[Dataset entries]
"""

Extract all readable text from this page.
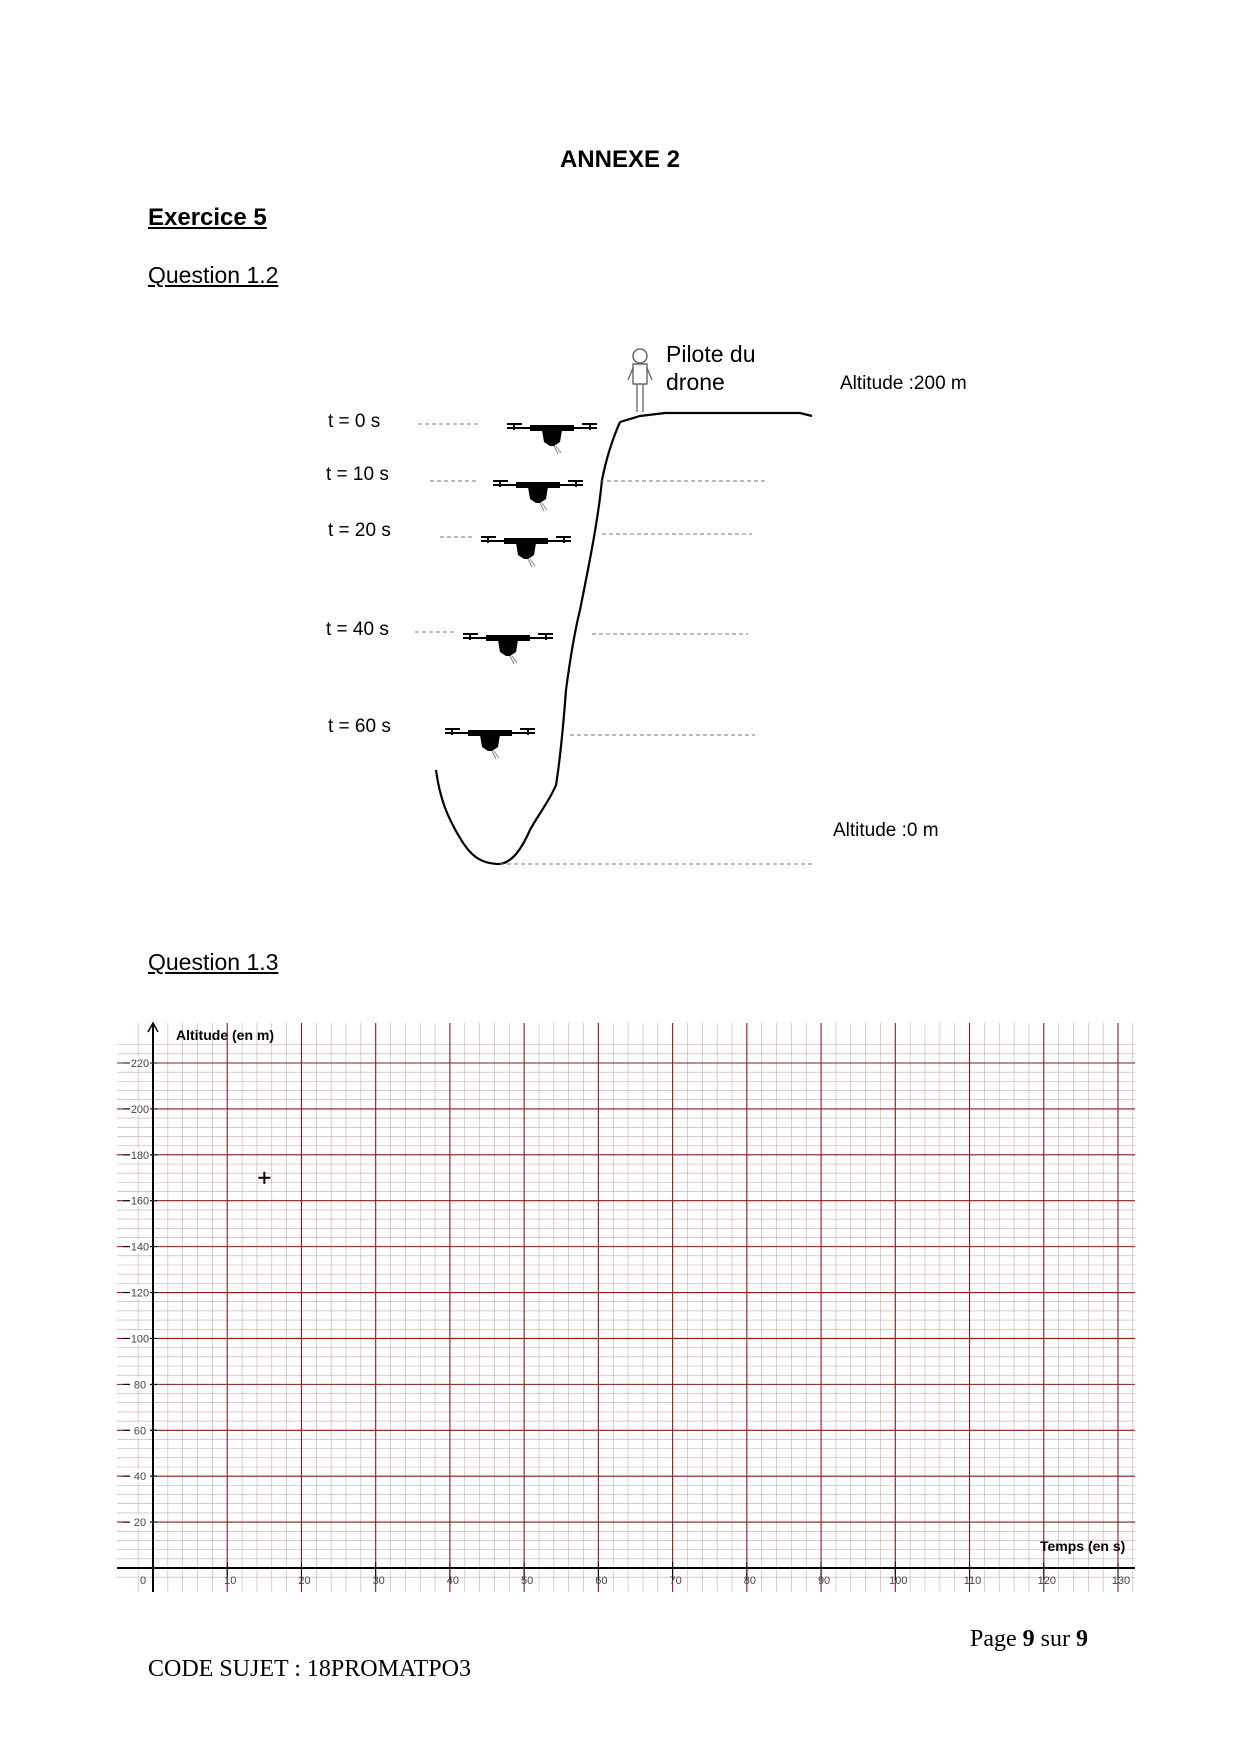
ANNEXE 2
Exercice 5
Question 1.2
Pilote du
drone	Altitude :200 m
Altitude :0 m
t = 0 s
t = 10 s
t = 20 s
t = 40 s
t = 60 s
Question 1.3
0	10	20	30	40	50	60	70	80	90	100	110	120	130
20
40
60
80
100
120
140
160
180
200
220
Altitude (en m)
Temps (en s)
Page 9 sur 9
CODE SUJET : 18PROMATPO3
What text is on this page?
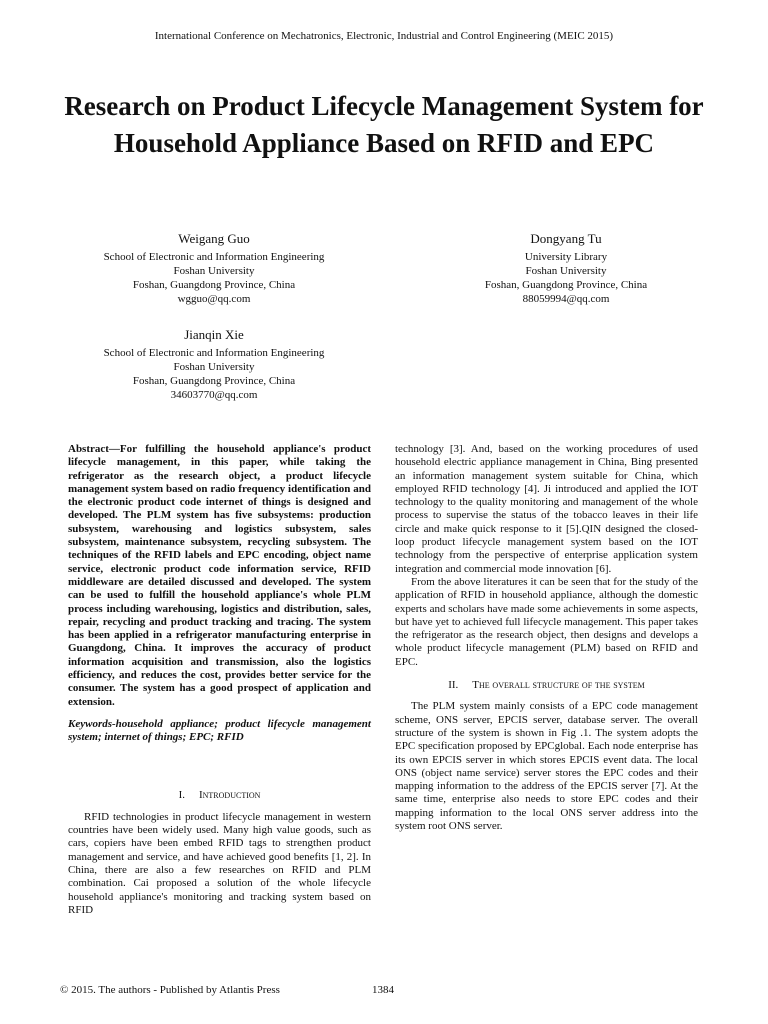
International Conference on Mechatronics, Electronic, Industrial and Control Engineering (MEIC 2015)
Research on Product Lifecycle Management System for Household Appliance Based on RFID and EPC
Weigang Guo
School of Electronic and Information Engineering
Foshan University
Foshan, Guangdong Province, China
wgguo@qq.com
Dongyang Tu
University Library
Foshan University
Foshan, Guangdong Province, China
88059994@qq.com
Jianqin Xie
School of Electronic and Information Engineering
Foshan University
Foshan, Guangdong Province, China
34603770@qq.com

Abstract—For fulfilling the household appliance's product lifecycle management, in this paper, while taking the refrigerator as the research object, a product lifecycle management system based on radio frequency identification and the electronic product code internet of things is designed and developed. The PLM system has five subsystems: production subsystem, warehousing and logistics subsystem, sales subsystem, maintenance subsystem, recycling subsystem. The techniques of the RFID labels and EPC encoding, object name service, electronic product code information service, RFID middleware are detailed discussed and developed. The system can be used to fulfill the household appliance's whole PLM process including warehousing, logistics and distribution, sales, repair, recycling and product tracking and tracing. The system has been applied in a refrigerator manufacturing enterprise in Guangdong, China. It improves the accuracy of product information acquisition and transmission, also the logistics efficiency, and reduces the cost, provides better service for the consumer. The system has a good prospect of application and extension.

Keywords-household appliance; product lifecycle management system; internet of things; EPC; RFID

I. Introduction

RFID technologies in product lifecycle management in western countries have been widely used. Many high value goods, such as cars, copiers have been embed RFID tags to strengthen product management and service, and have achieved good benefits [1, 2]. In China, there are also a few researches on RFID and PLM combination. Cai proposed a solution of the whole lifecycle household appliance's monitoring and tracking system based on RFID

technology [3]. And, based on the working procedures of used household electric appliance management in China, Bing presented an information management system suitable for China, which employed RFID technology [4]. Ji introduced and applied the IOT technology to the quality monitoring and management of the whole process to supervise the status of the tobacco leaves in their life circle and make quick response to it [5].QIN designed the closed-loop product lifecycle management system based on the IOT technology from the perspective of enterprise application system integration and commercial mode innovation [6].

From the above literatures it can be seen that for the study of the application of RFID in household appliance, although the domestic experts and scholars have made some achievements in some aspects, but have yet to achieved full lifecycle management. This paper takes the refrigerator as the research object, then designs and develops a whole product lifecycle management (PLM) based on RFID and EPC.

II. The overall structure of the system

The PLM system mainly consists of a EPC code management scheme, ONS server, EPCIS server, database server. The overall structure of the system is shown in Fig .1. The system adopts the EPC specification proposed by EPCglobal. Each node enterprise has its own EPCIS server in which stores EPCIS event data. The local ONS (object name service) server stores the EPC codes and their mapping information to the address of the EPCIS server [7]. At the same time, enterprise also needs to store EPC codes and their mapping information to the local ONS server address into the system root ONS server.

© 2015. The authors - Published by Atlantis Press	1384
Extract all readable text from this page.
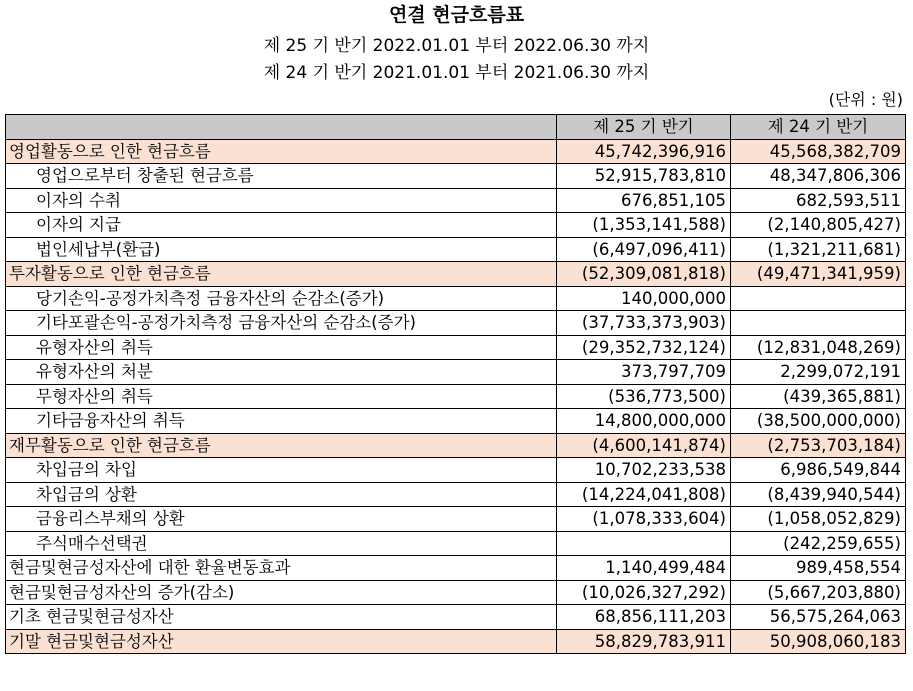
연결 현금흐름표
제 25 기 반기 2022.01.01 부터 2022.06.30 까지
제 24 기 반기 2021.01.01 부터 2021.06.30 까지
(단위 : 원)
	제 25 기 반기	제 24 기 반기
영업활동으로 인한 현금흐름	45,742,396,916	45,568,382,709
영업으로부터 창출된 현금흐름	52,915,783,810	48,347,806,306
이자의 수취	676,851,105	682,593,511
이자의 지급	(1,353,141,588)	(2,140,805,427)
법인세납부(환급)	(6,497,096,411)	(1,321,211,681)
투자활동으로 인한 현금흐름	(52,309,081,818)	(49,471,341,959)
당기손익-공정가치측정 금융자산의 순감소(증가)	140,000,000	
기타포괄손익-공정가치측정 금융자산의 순감소(증가)	(37,733,373,903)	
유형자산의 취득	(29,352,732,124)	(12,831,048,269)
유형자산의 처분	373,797,709	2,299,072,191
무형자산의 취득	(536,773,500)	(439,365,881)
기타금융자산의 취득	14,800,000,000	(38,500,000,000)
재무활동으로 인한 현금흐름	(4,600,141,874)	(2,753,703,184)
차입금의 차입	10,702,233,538	6,986,549,844
차입금의 상환	(14,224,041,808)	(8,439,940,544)
금융리스부채의 상환	(1,078,333,604)	(1,058,052,829)
주식매수선택권		(242,259,655)
현금및현금성자산에 대한 환율변동효과	1,140,499,484	989,458,554
현금및현금성자산의 증가(감소)	(10,026,327,292)	(5,667,203,880)
기초 현금및현금성자산	68,856,111,203	56,575,264,063
기말 현금및현금성자산	58,829,783,911	50,908,060,183
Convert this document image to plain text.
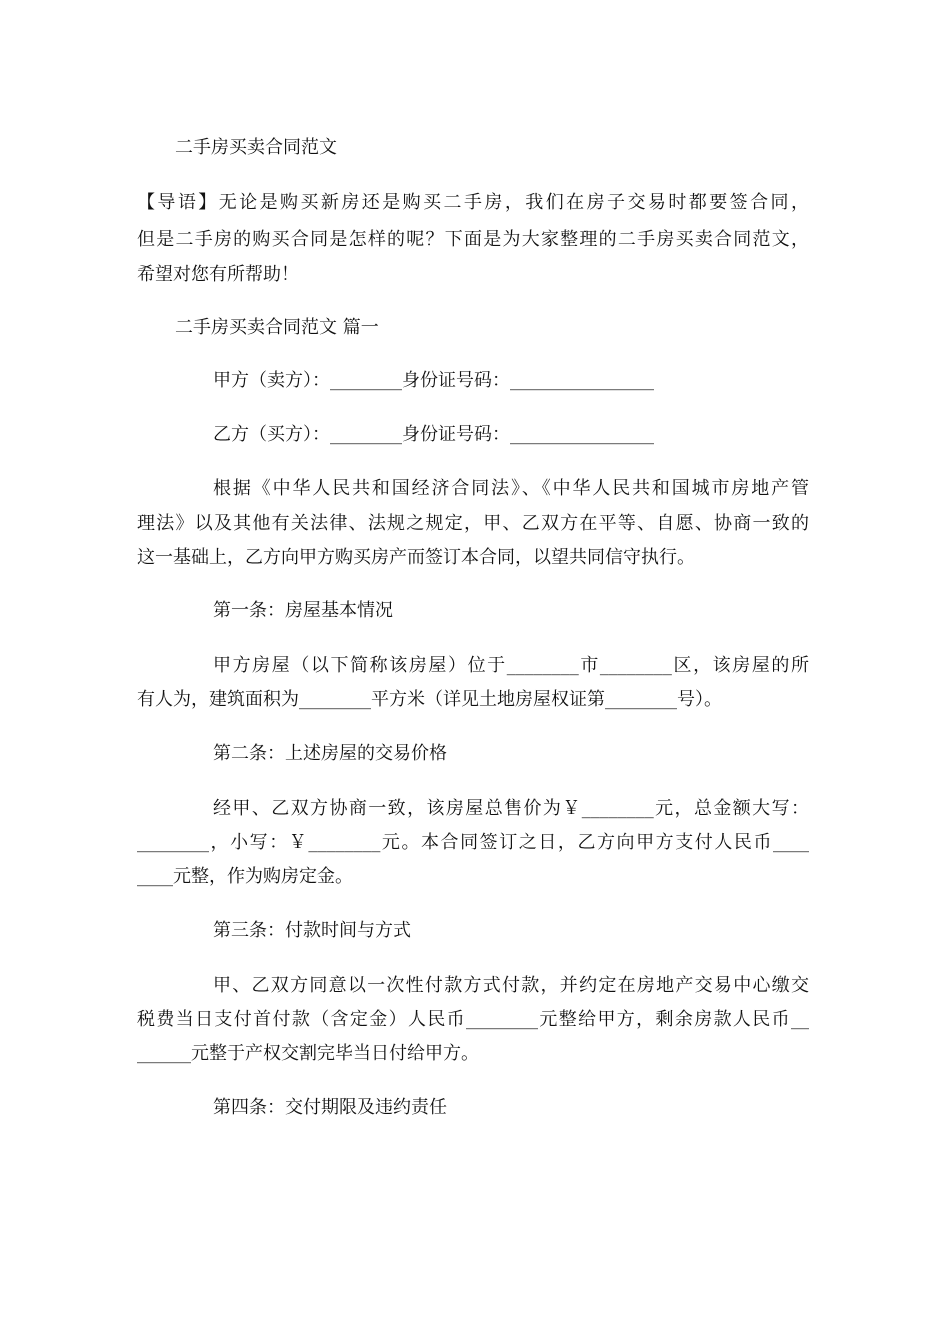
二手房买卖合同范文
【导语】无论是购买新房还是购买二手房，我们在房子交易时都要签合同，
但是二手房的购买合同是怎样的呢？下面是为大家整理的二手房买卖合同范文，
希望对您有所帮助！
二手房买卖合同范文 篇一
甲方（卖方）：________身份证号码：________________
乙方（买方）：________身份证号码：________________
根据《中华人民共和国经济合同法》、《中华人民共和国城市房地产管
理法》以及其他有关法律、法规之规定，甲、乙双方在平等、自愿、协商一致的
这一基础上，乙方向甲方购买房产而签订本合同，以望共同信守执行。
第一条：房屋基本情况
甲方房屋（以下简称该房屋）位于________市________区，该房屋的所
有人为，建筑面积为________平方米（详见土地房屋权证第________号）。
第二条：上述房屋的交易价格
经甲、乙双方协商一致，该房屋总售价为￥________元，总金额大写：
________，小写：￥________元。本合同签订之日，乙方向甲方支付人民币____
____元整，作为购房定金。
第三条：付款时间与方式
甲、乙双方同意以一次性付款方式付款，并约定在房地产交易中心缴交
税费当日支付首付款（含定金）人民币________元整给甲方，剩余房款人民币__
______元整于产权交割完毕当日付给甲方。
第四条：交付期限及违约责任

"""

Task to complete >> Every record above should be written out again exactly; the pictures stay out of the copy.

Written response >>
Extract all readable text from this page.
ANNEXE 2
Exercice 5
Question 1.2
Pilote du
drone	Altitude :200 m
Altitude :0 m
t = 0 s
t = 10 s
t = 20 s
t = 40 s
t = 60 s
Question 1.3
0	10	20	30	40	50	60	70	80	90	100	110	120	130
20
40
60
80
100
120
140
160
180
200
220
Altitude (en m)
Temps (en s)
Page 9 sur 9
CODE SUJET : 18PROMATPO3
What text is on this page?
International Conference on Mechatronics, Electronic, Industrial and Control Engineering (MEIC 2015)
Research on Product Lifecycle Management System for Household Appliance Based on RFID and EPC
Weigang Guo
School of Electronic and Information Engineering
Foshan University
Foshan, Guangdong Province, China
wgguo@qq.com
Dongyang Tu
University Library
Foshan University
Foshan, Guangdong Province, China
88059994@qq.com
Jianqin Xie
School of Electronic and Information Engineering
Foshan University
Foshan, Guangdong Province, China
34603770@qq.com

Abstract—For fulfilling the household appliance's product lifecycle management, in this paper, while taking the refrigerator as the research object, a product lifecycle management system based on radio frequency identification and the electronic product code internet of things is designed and developed. The PLM system has five subsystems: production subsystem, warehousing and logistics subsystem, sales subsystem, maintenance subsystem, recycling subsystem. The techniques of the RFID labels and EPC encoding, object name service, electronic product code information service, RFID middleware are detailed discussed and developed. The system can be used to fulfill the household appliance's whole PLM process including warehousing, logistics and distribution, sales, repair, recycling and product tracking and tracing. The system has been applied in a refrigerator manufacturing enterprise in Guangdong, China. It improves the accuracy of product information acquisition and transmission, also the logistics efficiency, and reduces the cost, provides better service for the consumer. The system has a good prospect of application and extension.

Keywords-household appliance; product lifecycle management system; internet of things; EPC; RFID

I. Introduction

RFID technologies in product lifecycle management in western countries have been widely used. Many high value goods, such as cars, copiers have been embed RFID tags to strengthen product management and service, and have achieved good benefits [1, 2]. In China, there are also a few researches on RFID and PLM combination. Cai proposed a solution of the whole lifecycle household appliance's monitoring and tracking system based on RFID

technology [3]. And, based on the working procedures of used household electric appliance management in China, Bing presented an information management system suitable for China, which employed RFID technology [4]. Ji introduced and applied the IOT technology to the quality monitoring and management of the whole process to supervise the status of the tobacco leaves in their life circle and make quick response to it [5].QIN designed the closed-loop product lifecycle management system based on the IOT technology from the perspective of enterprise application system integration and commercial mode innovation [6].

From the above literatures it can be seen that for the study of the application of RFID in household appliance, although the domestic experts and scholars have made some achievements in some aspects, but have yet to achieved full lifecycle management. This paper takes the refrigerator as the research object, then designs and develops a whole product lifecycle management (PLM) based on RFID and EPC.

II. The overall structure of the system

The PLM system mainly consists of a EPC code management scheme, ONS server, EPCIS server, database server. The overall structure of the system is shown in Fig .1. The system adopts the EPC specification proposed by EPCglobal. Each node enterprise has its own EPCIS server in which stores EPCIS event data. The local ONS (object name service) server stores the EPC codes and their mapping information to the address of the EPCIS server [7]. At the same time, enterprise also needs to store EPC codes and their mapping information to the local ONS server address into the system root ONS server.

© 2015. The authors - Published by Atlantis Press	1384
Extract all readable text from this page.
연결 현금흐름표
제 25 기 반기 2022.01.01 부터 2022.06.30 까지
제 24 기 반기 2021.01.01 부터 2021.06.30 까지
(단위 : 원)
	제 25 기 반기	제 24 기 반기
영업활동으로 인한 현금흐름	45,742,396,916	45,568,382,709
영업으로부터 창출된 현금흐름	52,915,783,810	48,347,806,306
이자의 수취	676,851,105	682,593,511
이자의 지급	(1,353,141,588)	(2,140,805,427)
법인세납부(환급)	(6,497,096,411)	(1,321,211,681)
투자활동으로 인한 현금흐름	(52,309,081,818)	(49,471,341,959)
당기손익-공정가치측정 금융자산의 순감소(증가)	140,000,000	
기타포괄손익-공정가치측정 금융자산의 순감소(증가)	(37,733,373,903)	
유형자산의 취득	(29,352,732,124)	(12,831,048,269)
유형자산의 처분	373,797,709	2,299,072,191
무형자산의 취득	(536,773,500)	(439,365,881)
기타금융자산의 취득	14,800,000,000	(38,500,000,000)
재무활동으로 인한 현금흐름	(4,600,141,874)	(2,753,703,184)
차입금의 차입	10,702,233,538	6,986,549,844
차입금의 상환	(14,224,041,808)	(8,439,940,544)
금융리스부채의 상환	(1,078,333,604)	(1,058,052,829)
주식매수선택권		(242,259,655)
현금및현금성자산에 대한 환율변동효과	1,140,499,484	989,458,554
현금및현금성자산의 증가(감소)	(10,026,327,292)	(5,667,203,880)
기초 현금및현금성자산	68,856,111,203	56,575,264,063
기말 현금및현금성자산	58,829,783,911	50,908,060,183
Convert this document image to plain text.
二手房买卖合同范文
【导语】无论是购买新房还是购买二手房，我们在房子交易时都要签合同，
但是二手房的购买合同是怎样的呢？下面是为大家整理的二手房买卖合同范文，
希望对您有所帮助！
二手房买卖合同范文 篇一
甲方（卖方）：________身份证号码：________________
乙方（买方）：________身份证号码：________________
根据《中华人民共和国经济合同法》、《中华人民共和国城市房地产管
理法》以及其他有关法律、法规之规定，甲、乙双方在平等、自愿、协商一致的
这一基础上，乙方向甲方购买房产而签订本合同，以望共同信守执行。
第一条：房屋基本情况
甲方房屋（以下简称该房屋）位于________市________区，该房屋的所
有人为，建筑面积为________平方米（详见土地房屋权证第________号）。
第二条：上述房屋的交易价格
经甲、乙双方协商一致，该房屋总售价为￥________元，总金额大写：
________，小写：￥________元。本合同签订之日，乙方向甲方支付人民币____
____元整，作为购房定金。
第三条：付款时间与方式
甲、乙双方同意以一次性付款方式付款，并约定在房地产交易中心缴交
税费当日支付首付款（含定金）人民币________元整给甲方，剩余房款人民币__
______元整于产权交割完毕当日付给甲方。
第四条：交付期限及违约责任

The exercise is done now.